Check every line of the material below for the string "兆候あり", and return the ones that have it.

== Provided records ==

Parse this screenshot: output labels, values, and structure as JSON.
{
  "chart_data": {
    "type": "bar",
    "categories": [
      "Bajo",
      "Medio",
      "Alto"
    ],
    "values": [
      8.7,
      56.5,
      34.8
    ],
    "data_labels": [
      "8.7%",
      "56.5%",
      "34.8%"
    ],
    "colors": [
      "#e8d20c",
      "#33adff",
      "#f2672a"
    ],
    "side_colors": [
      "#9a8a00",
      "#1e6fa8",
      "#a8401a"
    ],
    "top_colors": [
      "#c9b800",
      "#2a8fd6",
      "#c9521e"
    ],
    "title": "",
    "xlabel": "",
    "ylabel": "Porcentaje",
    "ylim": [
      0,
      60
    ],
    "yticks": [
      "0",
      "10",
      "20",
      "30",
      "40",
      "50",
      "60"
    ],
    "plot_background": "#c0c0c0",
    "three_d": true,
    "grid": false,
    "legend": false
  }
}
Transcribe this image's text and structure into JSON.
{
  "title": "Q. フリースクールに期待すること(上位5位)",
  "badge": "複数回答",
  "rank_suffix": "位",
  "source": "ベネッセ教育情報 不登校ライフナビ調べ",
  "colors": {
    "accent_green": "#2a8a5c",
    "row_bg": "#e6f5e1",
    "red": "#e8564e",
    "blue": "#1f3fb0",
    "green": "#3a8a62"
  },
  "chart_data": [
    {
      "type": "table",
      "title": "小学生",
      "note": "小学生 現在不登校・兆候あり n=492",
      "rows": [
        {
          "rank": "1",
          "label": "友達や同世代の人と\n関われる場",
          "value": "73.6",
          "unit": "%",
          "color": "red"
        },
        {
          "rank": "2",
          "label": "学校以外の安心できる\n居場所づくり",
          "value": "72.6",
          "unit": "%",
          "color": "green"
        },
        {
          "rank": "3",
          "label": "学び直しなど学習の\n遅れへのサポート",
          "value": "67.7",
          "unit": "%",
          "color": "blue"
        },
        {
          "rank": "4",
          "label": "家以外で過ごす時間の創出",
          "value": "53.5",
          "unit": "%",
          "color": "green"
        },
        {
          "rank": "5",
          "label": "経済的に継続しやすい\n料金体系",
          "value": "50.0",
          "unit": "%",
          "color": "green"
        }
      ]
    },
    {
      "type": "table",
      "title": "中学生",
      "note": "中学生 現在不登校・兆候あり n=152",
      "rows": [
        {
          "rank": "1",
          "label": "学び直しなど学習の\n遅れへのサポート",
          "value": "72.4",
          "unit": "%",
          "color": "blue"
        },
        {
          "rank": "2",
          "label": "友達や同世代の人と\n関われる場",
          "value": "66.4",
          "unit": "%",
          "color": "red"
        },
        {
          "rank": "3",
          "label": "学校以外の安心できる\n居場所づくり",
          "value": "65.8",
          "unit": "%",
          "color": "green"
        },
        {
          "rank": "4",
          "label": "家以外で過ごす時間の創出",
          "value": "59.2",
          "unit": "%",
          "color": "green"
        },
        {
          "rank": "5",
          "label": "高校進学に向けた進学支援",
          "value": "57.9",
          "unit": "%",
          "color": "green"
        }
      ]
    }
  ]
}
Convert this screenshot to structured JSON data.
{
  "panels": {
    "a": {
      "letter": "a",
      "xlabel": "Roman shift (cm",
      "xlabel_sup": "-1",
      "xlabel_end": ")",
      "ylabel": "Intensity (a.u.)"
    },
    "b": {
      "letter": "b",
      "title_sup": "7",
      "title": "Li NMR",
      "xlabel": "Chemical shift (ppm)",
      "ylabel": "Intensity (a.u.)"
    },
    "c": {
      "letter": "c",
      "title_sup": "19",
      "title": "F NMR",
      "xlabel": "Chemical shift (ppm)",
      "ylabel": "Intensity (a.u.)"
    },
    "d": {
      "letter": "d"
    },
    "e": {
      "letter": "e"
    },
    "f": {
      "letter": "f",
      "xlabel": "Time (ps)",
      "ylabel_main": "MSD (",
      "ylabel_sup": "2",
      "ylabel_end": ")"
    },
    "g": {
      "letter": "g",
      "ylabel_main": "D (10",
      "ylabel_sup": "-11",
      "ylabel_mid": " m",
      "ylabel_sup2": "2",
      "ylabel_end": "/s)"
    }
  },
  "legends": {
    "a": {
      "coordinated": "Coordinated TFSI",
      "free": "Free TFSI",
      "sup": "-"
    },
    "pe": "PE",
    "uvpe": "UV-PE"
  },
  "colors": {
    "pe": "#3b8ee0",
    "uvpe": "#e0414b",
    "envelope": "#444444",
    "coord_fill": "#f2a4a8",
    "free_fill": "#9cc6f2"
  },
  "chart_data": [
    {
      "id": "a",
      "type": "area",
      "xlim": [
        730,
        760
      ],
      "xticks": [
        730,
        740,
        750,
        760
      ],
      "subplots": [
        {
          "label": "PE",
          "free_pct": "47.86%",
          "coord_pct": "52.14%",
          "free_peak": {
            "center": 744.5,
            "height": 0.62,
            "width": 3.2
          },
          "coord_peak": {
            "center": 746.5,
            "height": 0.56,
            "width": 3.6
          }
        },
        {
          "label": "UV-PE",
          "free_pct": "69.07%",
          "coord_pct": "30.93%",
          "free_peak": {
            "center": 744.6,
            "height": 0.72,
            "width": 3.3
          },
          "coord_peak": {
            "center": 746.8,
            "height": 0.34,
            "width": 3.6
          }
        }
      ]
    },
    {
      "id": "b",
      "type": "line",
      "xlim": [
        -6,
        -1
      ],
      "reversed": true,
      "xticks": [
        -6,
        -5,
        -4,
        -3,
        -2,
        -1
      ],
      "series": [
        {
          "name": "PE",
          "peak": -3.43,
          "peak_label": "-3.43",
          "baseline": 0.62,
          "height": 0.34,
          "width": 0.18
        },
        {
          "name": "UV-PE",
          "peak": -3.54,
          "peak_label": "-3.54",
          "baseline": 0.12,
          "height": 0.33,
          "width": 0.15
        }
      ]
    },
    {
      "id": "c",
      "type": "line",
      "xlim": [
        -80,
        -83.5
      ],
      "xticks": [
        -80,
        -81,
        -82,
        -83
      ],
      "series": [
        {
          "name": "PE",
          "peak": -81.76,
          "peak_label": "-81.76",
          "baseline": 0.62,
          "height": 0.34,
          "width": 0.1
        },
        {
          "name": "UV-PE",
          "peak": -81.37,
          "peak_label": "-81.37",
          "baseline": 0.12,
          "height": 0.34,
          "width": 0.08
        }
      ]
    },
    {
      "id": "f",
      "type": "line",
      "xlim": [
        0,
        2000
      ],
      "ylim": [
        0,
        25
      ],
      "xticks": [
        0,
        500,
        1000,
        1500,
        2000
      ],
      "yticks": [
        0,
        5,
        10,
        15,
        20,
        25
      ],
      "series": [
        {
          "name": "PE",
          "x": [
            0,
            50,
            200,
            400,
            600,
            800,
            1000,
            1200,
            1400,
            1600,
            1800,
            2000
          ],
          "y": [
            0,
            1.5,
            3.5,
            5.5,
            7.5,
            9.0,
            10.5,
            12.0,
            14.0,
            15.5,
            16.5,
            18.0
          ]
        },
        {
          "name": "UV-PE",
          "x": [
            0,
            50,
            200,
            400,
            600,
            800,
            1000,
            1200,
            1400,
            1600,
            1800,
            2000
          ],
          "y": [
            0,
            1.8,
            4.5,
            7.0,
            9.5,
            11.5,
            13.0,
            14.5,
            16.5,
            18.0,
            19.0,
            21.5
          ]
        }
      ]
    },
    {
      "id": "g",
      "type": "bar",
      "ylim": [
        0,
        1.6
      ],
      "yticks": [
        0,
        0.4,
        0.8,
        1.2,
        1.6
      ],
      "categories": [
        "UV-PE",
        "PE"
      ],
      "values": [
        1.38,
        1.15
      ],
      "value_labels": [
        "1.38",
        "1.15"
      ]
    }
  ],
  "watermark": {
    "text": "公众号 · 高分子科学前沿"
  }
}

===

Task output:
      "note": "小学生 現在不登校・兆候あり n=492",
      "note": "中学生 現在不登校・兆候あり n=152",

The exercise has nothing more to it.